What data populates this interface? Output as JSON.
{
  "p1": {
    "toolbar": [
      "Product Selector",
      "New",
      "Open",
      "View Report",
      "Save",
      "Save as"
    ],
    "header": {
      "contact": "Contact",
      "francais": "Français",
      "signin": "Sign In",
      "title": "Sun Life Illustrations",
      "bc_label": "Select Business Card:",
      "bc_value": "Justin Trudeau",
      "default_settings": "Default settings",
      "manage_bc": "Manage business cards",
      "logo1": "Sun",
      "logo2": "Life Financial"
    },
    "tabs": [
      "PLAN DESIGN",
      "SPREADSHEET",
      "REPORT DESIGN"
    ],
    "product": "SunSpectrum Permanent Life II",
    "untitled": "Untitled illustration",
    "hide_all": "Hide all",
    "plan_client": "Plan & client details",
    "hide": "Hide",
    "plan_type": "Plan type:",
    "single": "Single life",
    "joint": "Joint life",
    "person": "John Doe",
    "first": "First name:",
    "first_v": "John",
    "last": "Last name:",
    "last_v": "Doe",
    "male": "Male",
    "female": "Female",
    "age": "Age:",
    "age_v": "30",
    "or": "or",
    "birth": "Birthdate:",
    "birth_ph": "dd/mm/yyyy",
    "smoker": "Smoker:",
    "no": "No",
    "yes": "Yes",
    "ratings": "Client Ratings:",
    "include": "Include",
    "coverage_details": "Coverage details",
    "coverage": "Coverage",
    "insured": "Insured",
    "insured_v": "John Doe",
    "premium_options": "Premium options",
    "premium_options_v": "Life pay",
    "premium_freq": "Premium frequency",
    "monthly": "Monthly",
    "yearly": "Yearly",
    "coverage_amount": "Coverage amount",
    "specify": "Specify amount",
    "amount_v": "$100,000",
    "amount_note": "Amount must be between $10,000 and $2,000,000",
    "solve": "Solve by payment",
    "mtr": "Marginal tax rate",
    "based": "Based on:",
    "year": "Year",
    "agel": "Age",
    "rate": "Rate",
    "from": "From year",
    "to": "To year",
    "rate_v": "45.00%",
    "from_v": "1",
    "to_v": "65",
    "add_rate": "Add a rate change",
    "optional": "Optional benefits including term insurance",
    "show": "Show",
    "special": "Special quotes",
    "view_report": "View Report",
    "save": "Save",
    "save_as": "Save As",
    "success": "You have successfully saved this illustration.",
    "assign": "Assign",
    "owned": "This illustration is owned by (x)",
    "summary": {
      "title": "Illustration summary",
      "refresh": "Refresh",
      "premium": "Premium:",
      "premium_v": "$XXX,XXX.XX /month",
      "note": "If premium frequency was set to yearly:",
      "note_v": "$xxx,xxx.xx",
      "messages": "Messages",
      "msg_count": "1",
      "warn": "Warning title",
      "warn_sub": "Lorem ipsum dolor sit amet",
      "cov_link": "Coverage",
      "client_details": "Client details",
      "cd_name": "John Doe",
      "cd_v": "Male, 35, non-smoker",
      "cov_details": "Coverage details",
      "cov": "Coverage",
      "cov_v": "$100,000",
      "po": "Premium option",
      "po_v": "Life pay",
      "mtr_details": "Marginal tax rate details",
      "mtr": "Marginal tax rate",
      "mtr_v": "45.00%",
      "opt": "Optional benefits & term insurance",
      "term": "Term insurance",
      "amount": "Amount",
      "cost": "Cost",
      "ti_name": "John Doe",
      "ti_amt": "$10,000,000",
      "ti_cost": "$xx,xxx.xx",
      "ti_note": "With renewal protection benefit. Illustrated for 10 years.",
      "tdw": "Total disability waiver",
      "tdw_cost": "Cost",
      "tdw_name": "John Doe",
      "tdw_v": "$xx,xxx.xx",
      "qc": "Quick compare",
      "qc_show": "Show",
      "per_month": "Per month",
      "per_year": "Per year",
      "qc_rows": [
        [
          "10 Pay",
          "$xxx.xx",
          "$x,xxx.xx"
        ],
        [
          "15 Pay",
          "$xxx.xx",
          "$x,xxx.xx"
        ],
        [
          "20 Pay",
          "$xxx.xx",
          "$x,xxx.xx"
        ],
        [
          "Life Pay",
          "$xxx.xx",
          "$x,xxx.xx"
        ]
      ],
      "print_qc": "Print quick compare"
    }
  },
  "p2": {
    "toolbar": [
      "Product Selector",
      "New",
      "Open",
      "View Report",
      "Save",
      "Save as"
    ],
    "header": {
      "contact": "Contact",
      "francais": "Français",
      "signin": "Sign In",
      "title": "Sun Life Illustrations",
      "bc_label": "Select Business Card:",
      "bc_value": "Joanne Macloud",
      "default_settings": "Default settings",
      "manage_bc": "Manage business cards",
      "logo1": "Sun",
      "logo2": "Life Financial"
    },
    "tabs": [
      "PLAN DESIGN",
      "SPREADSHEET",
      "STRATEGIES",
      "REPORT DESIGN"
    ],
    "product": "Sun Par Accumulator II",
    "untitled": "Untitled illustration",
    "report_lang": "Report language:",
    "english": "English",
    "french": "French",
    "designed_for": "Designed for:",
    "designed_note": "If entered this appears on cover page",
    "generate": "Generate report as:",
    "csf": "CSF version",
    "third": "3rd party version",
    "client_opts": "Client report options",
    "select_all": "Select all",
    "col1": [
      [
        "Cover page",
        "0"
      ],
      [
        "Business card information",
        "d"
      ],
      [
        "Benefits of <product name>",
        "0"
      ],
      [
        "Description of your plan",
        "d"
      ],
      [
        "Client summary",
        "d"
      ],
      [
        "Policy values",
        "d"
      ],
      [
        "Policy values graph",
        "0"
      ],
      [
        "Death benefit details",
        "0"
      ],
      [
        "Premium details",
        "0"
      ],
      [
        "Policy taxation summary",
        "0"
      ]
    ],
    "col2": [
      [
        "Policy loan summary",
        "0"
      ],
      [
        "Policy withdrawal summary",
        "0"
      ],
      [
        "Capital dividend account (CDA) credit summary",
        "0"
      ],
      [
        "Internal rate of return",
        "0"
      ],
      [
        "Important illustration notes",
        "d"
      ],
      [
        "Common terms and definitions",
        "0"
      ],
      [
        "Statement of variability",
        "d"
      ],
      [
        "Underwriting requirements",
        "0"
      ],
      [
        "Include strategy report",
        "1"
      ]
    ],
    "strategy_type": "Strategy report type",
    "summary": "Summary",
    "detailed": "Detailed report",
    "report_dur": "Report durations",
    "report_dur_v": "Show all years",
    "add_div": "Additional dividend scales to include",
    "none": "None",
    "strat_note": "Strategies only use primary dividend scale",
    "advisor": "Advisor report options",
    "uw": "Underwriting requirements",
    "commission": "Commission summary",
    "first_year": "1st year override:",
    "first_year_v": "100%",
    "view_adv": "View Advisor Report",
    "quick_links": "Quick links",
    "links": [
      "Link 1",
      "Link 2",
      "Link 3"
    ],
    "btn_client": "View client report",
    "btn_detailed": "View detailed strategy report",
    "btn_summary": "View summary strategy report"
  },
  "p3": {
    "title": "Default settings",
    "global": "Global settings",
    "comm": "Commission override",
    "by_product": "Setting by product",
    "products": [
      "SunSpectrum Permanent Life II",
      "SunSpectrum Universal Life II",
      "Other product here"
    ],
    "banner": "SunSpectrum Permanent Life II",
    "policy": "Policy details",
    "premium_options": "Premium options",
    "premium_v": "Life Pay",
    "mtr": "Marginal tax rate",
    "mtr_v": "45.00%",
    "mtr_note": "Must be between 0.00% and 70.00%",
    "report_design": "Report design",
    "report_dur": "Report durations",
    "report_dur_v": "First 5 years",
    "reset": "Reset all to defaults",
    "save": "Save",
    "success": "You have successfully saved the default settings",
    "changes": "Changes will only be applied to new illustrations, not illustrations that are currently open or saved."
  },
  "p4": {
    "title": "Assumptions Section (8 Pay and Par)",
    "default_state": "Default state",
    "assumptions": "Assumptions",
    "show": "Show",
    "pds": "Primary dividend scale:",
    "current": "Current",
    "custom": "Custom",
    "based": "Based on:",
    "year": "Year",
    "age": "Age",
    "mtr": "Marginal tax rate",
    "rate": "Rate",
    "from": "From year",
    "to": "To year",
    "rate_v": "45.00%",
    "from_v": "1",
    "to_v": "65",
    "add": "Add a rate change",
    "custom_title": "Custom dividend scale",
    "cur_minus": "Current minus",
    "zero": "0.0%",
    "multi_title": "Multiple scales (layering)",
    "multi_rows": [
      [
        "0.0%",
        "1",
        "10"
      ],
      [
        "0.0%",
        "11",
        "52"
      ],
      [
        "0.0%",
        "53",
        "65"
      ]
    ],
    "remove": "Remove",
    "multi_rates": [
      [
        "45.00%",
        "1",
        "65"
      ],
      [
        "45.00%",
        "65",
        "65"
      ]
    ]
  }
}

================================

Task directions: List the lines of the material in which the word "smoker" occurs.

Answer to the exercise:
    "smoker": "Smoker:",
      "cd_v": "Male, 35, non-smoker",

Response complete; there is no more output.